* _Collected data_:
════════════════

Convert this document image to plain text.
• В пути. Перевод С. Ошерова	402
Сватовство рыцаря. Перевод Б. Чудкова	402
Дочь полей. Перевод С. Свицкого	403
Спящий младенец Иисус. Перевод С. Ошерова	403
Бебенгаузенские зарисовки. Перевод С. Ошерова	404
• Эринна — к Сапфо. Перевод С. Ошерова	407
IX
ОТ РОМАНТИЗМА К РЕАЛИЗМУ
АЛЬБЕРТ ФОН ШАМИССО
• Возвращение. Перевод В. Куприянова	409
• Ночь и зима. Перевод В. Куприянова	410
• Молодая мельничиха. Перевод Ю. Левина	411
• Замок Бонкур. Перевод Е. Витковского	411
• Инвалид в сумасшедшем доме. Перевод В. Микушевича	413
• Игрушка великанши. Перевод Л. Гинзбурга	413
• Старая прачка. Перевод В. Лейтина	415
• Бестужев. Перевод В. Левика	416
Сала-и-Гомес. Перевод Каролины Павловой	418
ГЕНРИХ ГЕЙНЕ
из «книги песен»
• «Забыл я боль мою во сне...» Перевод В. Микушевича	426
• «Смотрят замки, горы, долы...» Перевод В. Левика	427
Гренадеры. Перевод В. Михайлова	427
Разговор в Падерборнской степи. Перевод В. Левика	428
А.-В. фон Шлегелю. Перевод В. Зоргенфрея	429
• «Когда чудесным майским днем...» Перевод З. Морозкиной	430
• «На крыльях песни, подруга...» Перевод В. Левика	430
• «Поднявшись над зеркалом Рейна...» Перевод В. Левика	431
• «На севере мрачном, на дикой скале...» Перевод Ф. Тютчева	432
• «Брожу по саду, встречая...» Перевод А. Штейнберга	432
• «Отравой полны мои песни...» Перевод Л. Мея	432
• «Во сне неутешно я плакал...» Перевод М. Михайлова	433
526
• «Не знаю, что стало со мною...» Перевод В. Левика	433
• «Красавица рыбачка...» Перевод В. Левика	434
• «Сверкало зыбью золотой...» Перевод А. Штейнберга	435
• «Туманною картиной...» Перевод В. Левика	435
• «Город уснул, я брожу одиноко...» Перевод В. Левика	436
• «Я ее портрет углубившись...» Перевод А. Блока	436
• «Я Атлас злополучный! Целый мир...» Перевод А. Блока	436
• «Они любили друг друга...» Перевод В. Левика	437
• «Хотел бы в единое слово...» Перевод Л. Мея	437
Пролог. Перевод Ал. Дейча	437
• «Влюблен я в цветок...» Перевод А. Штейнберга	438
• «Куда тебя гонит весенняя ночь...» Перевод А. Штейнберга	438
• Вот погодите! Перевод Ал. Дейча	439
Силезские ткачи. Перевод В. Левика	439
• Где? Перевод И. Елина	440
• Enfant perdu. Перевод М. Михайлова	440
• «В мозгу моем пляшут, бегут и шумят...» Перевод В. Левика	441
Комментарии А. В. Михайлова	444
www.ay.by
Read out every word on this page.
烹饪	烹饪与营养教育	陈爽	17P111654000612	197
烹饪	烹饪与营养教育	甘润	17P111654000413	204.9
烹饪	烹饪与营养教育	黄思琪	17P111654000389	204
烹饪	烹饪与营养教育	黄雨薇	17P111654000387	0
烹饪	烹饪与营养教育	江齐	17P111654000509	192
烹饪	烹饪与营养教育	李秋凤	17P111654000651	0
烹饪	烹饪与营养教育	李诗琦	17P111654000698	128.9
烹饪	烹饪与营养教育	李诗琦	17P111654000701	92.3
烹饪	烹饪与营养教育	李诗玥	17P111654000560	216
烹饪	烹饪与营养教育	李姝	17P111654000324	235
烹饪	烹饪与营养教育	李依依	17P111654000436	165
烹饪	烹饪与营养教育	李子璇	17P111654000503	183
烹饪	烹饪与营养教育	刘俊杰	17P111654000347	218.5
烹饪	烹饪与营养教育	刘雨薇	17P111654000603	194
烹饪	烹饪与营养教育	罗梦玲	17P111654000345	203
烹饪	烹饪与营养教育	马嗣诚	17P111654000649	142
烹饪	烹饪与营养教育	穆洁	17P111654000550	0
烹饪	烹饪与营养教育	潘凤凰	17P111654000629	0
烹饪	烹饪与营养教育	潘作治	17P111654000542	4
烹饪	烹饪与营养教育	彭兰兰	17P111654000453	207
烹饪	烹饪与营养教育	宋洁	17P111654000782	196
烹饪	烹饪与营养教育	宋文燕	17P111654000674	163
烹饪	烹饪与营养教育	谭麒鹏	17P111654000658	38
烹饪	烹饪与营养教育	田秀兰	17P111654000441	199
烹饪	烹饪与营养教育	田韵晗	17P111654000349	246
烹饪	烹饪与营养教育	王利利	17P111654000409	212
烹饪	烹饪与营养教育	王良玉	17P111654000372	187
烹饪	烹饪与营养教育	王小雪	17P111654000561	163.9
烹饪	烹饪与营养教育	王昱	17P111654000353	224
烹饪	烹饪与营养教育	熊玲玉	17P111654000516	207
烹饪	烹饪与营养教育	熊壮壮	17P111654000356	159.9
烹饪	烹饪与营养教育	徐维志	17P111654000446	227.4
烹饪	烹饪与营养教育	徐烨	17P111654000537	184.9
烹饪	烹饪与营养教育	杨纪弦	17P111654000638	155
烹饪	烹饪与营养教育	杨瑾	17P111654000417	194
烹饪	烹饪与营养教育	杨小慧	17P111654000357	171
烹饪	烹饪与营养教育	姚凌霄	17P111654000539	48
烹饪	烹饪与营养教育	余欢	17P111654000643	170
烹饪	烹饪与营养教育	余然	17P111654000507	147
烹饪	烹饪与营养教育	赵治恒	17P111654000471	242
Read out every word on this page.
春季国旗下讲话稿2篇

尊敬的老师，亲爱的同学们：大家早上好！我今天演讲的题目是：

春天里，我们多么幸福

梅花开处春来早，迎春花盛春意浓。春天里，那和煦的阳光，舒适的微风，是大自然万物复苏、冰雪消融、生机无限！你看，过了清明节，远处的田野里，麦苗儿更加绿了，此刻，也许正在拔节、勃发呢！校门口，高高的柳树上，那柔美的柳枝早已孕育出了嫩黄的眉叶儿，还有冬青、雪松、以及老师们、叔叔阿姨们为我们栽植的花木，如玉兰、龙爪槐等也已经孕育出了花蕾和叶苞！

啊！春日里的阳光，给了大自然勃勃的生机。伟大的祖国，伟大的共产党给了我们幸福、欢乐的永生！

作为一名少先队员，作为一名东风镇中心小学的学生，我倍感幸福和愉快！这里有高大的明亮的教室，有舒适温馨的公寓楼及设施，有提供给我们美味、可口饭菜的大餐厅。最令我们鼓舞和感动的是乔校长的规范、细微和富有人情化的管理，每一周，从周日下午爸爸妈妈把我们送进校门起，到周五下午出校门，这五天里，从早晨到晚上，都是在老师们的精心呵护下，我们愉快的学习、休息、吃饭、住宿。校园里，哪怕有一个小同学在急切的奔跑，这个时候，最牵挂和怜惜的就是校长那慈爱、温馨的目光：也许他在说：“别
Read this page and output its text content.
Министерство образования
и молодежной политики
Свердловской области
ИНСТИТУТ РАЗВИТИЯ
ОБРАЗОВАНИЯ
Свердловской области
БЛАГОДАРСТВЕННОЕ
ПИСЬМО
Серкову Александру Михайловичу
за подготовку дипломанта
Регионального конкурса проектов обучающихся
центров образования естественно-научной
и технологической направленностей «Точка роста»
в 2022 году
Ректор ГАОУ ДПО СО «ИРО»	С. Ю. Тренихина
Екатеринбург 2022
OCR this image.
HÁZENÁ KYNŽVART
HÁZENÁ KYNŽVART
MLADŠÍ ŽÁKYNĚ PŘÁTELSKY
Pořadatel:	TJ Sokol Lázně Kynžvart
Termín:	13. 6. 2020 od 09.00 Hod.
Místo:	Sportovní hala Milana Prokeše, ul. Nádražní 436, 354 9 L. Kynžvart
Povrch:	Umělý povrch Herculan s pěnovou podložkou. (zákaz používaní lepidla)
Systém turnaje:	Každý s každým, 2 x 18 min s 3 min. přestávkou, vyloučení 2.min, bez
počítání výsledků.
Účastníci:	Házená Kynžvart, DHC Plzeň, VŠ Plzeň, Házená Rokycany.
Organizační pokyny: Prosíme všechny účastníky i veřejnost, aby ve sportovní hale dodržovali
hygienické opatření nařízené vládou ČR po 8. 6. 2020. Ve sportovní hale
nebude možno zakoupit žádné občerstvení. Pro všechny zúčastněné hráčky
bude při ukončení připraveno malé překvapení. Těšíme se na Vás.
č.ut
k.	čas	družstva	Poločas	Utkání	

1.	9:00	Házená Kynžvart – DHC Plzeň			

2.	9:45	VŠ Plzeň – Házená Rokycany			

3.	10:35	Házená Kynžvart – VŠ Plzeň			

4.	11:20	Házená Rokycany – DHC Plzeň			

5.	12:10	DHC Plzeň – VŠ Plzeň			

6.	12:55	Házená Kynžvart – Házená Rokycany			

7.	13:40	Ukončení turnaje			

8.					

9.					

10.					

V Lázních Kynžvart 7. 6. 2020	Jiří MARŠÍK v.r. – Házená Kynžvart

════════════════

Of the lines in the material, how many include "Куприянова"? Respond with the number alone.

2